Go through the listing and pick out each line with the word "true" in it.

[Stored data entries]
-*-

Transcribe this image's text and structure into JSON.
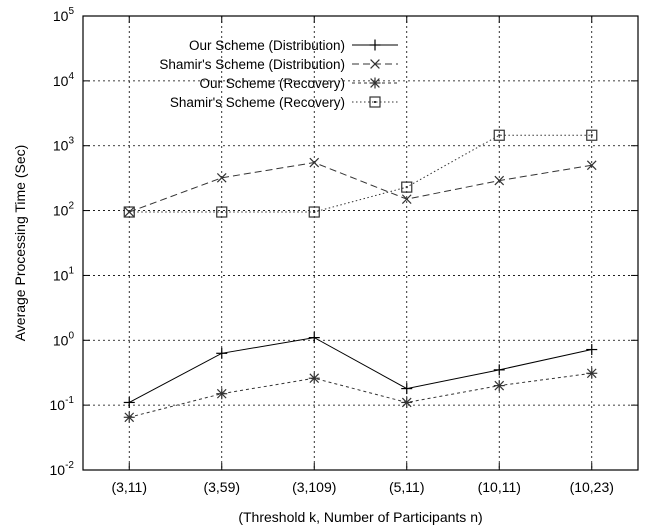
{
  "chart_data": {
    "type": "line",
    "title": "",
    "xlabel": "(Threshold k, Number of Participants n)",
    "ylabel": "Average Processing Time (Sec)",
    "yscale": "log",
    "ylim": [
      0.01,
      100000
    ],
    "yticks": [
      {
        "value": 0.01,
        "base": "10",
        "exp": "-2"
      },
      {
        "value": 0.1,
        "base": "10",
        "exp": "-1"
      },
      {
        "value": 1,
        "base": "10",
        "exp": "0"
      },
      {
        "value": 10,
        "base": "10",
        "exp": "1"
      },
      {
        "value": 100,
        "base": "10",
        "exp": "2"
      },
      {
        "value": 1000,
        "base": "10",
        "exp": "3"
      },
      {
        "value": 10000,
        "base": "10",
        "exp": "4"
      },
      {
        "value": 100000,
        "base": "10",
        "exp": "5"
      }
    ],
    "categories": [
      "(3,11)",
      "(3,59)",
      "(3,109)",
      "(5,11)",
      "(10,11)",
      "(10,23)"
    ],
    "grid": true,
    "legend_position": "top-left",
    "series": [
      {
        "name": "Our Scheme (Distribution)",
        "values": [
          0.11,
          0.63,
          1.1,
          0.18,
          0.35,
          0.72
        ],
        "marker": "plus",
        "dash": "",
        "color": "#000000"
      },
      {
        "name": "Shamir's Scheme (Distribution)",
        "values": [
          95,
          320,
          550,
          150,
          290,
          500
        ],
        "marker": "cross",
        "dash": "7,4",
        "color": "#333333"
      },
      {
        "name": "Our Scheme (Recovery)",
        "values": [
          0.065,
          0.15,
          0.26,
          0.11,
          0.2,
          0.31
        ],
        "marker": "star",
        "dash": "3,3",
        "color": "#333333"
      },
      {
        "name": "Shamir's Scheme (Recovery)",
        "values": [
          95,
          95,
          95,
          230,
          1450,
          1450
        ],
        "marker": "square",
        "dash": "1.5,2.5",
        "color": "#333333"
      }
    ]
  }
}
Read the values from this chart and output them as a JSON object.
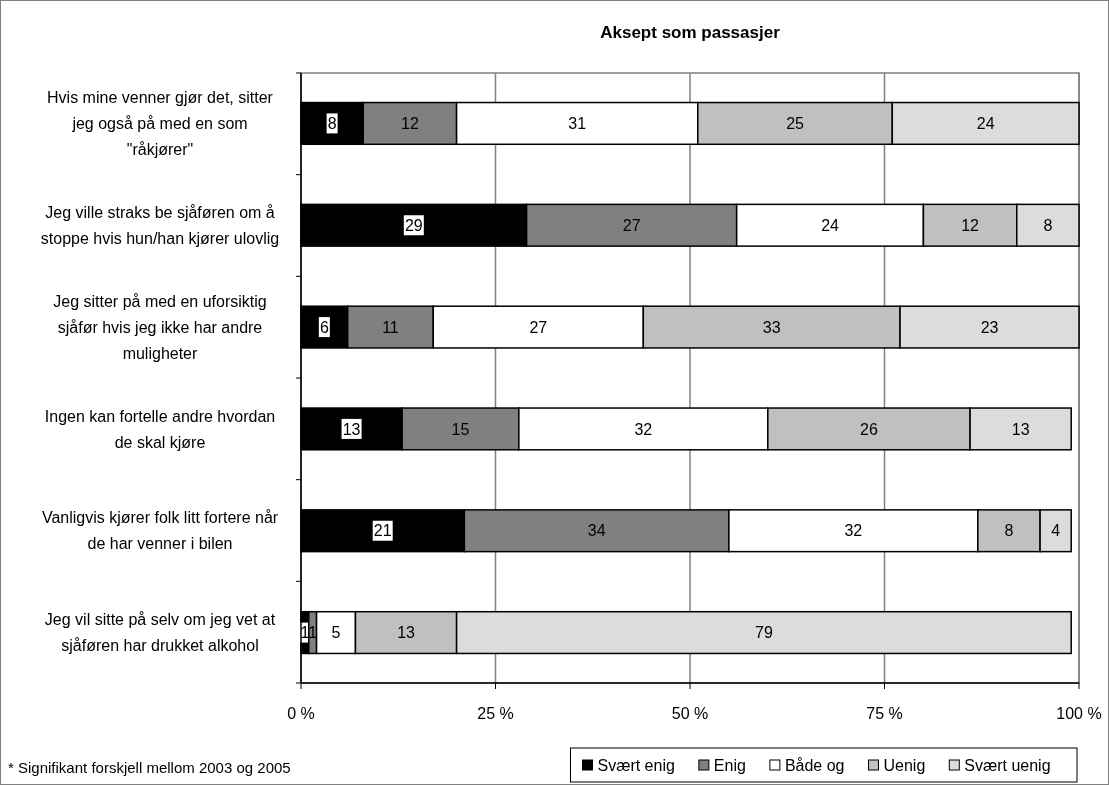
{
  "chart_data": {
    "type": "bar",
    "orientation": "horizontal",
    "stacked": true,
    "title": "Aksept som passasjer",
    "categories": [
      "Hvis mine venner gjør det, sitter jeg også på med en som \"råkjører\"",
      "Jeg ville straks be sjåføren om å stoppe hvis hun/han kjører ulovlig",
      "Jeg sitter på med en uforsiktig sjåfør hvis jeg ikke har andre muligheter",
      "Ingen kan fortelle andre hvordan de skal kjøre",
      "Vanligvis kjører folk litt fortere når de har venner i bilen",
      "Jeg vil sitte på selv om jeg vet at sjåføren har drukket alkohol"
    ],
    "series": [
      {
        "name": "Svært enig",
        "color": "#000000",
        "values": [
          8,
          29,
          6,
          13,
          21,
          1
        ]
      },
      {
        "name": "Enig",
        "color": "#808080",
        "values": [
          12,
          27,
          11,
          15,
          34,
          1
        ]
      },
      {
        "name": "Både og",
        "color": "#ffffff",
        "values": [
          31,
          24,
          27,
          32,
          32,
          5
        ]
      },
      {
        "name": "Uenig",
        "color": "#c0c0c0",
        "values": [
          25,
          12,
          33,
          26,
          8,
          13
        ]
      },
      {
        "name": "Svært  uenig",
        "color": "#dcdcdc",
        "values": [
          24,
          8,
          23,
          13,
          4,
          79
        ]
      }
    ],
    "xlim": [
      0,
      100
    ],
    "xticks": [
      {
        "value": 0,
        "label": "0 %"
      },
      {
        "value": 25,
        "label": "25 %"
      },
      {
        "value": 50,
        "label": "50 %"
      },
      {
        "value": 75,
        "label": "75 %"
      },
      {
        "value": 100,
        "label": "100 %"
      }
    ],
    "grid": "x",
    "legend": "bottom",
    "data_labels": true,
    "annotations": [
      "* Signifikant forskjell mellom 2003 og 2005"
    ]
  }
}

-*-

## RESPONSE TO THIS EXERCISE
    "grid": true,
    "stacked": true,
    "data_labels": true,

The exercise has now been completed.